Structured figure records:
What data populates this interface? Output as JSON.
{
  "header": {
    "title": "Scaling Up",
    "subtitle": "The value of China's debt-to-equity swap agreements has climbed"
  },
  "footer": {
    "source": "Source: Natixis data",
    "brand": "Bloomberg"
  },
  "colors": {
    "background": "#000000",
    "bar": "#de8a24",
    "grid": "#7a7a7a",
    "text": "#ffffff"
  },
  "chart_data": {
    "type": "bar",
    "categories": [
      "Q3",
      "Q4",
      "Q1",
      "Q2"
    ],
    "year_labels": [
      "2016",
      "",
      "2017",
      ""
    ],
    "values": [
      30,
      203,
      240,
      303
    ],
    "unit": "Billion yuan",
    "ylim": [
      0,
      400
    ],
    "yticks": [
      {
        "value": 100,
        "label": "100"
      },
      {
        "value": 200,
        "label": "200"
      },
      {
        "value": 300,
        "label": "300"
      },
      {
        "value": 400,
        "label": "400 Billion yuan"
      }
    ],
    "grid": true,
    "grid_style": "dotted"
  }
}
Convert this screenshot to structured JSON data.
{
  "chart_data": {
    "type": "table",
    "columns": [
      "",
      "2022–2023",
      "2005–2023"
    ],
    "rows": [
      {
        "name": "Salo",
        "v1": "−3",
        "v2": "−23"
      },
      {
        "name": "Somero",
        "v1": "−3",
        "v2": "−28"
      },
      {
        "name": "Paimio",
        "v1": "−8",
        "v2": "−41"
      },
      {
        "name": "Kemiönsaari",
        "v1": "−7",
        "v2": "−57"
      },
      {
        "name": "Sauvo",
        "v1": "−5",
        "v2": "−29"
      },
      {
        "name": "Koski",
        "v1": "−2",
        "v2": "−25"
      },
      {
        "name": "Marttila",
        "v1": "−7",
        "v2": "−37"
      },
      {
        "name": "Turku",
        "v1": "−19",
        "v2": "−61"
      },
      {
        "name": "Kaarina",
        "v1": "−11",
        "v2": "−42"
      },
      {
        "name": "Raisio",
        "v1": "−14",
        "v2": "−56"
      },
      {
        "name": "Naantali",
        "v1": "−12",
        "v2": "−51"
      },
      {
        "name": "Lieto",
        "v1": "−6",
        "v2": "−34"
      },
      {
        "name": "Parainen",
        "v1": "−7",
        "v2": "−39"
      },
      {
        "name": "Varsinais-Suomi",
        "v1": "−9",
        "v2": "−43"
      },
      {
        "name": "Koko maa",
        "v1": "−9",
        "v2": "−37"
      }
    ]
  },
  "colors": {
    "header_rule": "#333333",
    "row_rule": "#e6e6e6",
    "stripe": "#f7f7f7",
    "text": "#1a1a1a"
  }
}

= Exercise task =
Reproduce the data in its entirety, matching each character.

= Solution for this problem =
What data populates this interface? Output as JSON.
{
  "header": {
    "title": "Scaling Up",
    "subtitle": "The value of China's debt-to-equity swap agreements has climbed"
  },
  "footer": {
    "source": "Source: Natixis data",
    "brand": "Bloomberg"
  },
  "colors": {
    "background": "#000000",
    "bar": "#de8a24",
    "grid": "#7a7a7a",
    "text": "#ffffff"
  },
  "chart_data": {
    "type": "bar",
    "categories": [
      "Q3",
      "Q4",
      "Q1",
      "Q2"
    ],
    "year_labels": [
      "2016",
      "",
      "2017",
      ""
    ],
    "values": [
      30,
      203,
      240,
      303
    ],
    "unit": "Billion yuan",
    "ylim": [
      0,
      400
    ],
    "yticks": [
      {
        "value": 100,
        "label": "100"
      },
      {
        "value": 200,
        "label": "200"
      },
      {
        "value": 300,
        "label": "300"
      },
      {
        "value": 400,
        "label": "400 Billion yuan"
      }
    ],
    "grid": true,
    "grid_style": "dotted"
  }
}
Convert this screenshot to structured JSON data.
{
  "chart_data": {
    "type": "table",
    "columns": [
      "",
      "2022–2023",
      "2005–2023"
    ],
    "rows": [
      {
        "name": "Salo",
        "v1": "−3",
        "v2": "−23"
      },
      {
        "name": "Somero",
        "v1": "−3",
        "v2": "−28"
      },
      {
        "name": "Paimio",
        "v1": "−8",
        "v2": "−41"
      },
      {
        "name": "Kemiönsaari",
        "v1": "−7",
        "v2": "−57"
      },
      {
        "name": "Sauvo",
        "v1": "−5",
        "v2": "−29"
      },
      {
        "name": "Koski",
        "v1": "−2",
        "v2": "−25"
      },
      {
        "name": "Marttila",
        "v1": "−7",
        "v2": "−37"
      },
      {
        "name": "Turku",
        "v1": "−19",
        "v2": "−61"
      },
      {
        "name": "Kaarina",
        "v1": "−11",
        "v2": "−42"
      },
      {
        "name": "Raisio",
        "v1": "−14",
        "v2": "−56"
      },
      {
        "name": "Naantali",
        "v1": "−12",
        "v2": "−51"
      },
      {
        "name": "Lieto",
        "v1": "−6",
        "v2": "−34"
      },
      {
        "name": "Parainen",
        "v1": "−7",
        "v2": "−39"
      },
      {
        "name": "Varsinais-Suomi",
        "v1": "−9",
        "v2": "−43"
      },
      {
        "name": "Koko maa",
        "v1": "−9",
        "v2": "−37"
      }
    ]
  },
  "colors": {
    "header_rule": "#333333",
    "row_rule": "#e6e6e6",
    "stripe": "#f7f7f7",
    "text": "#1a1a1a"
  }
}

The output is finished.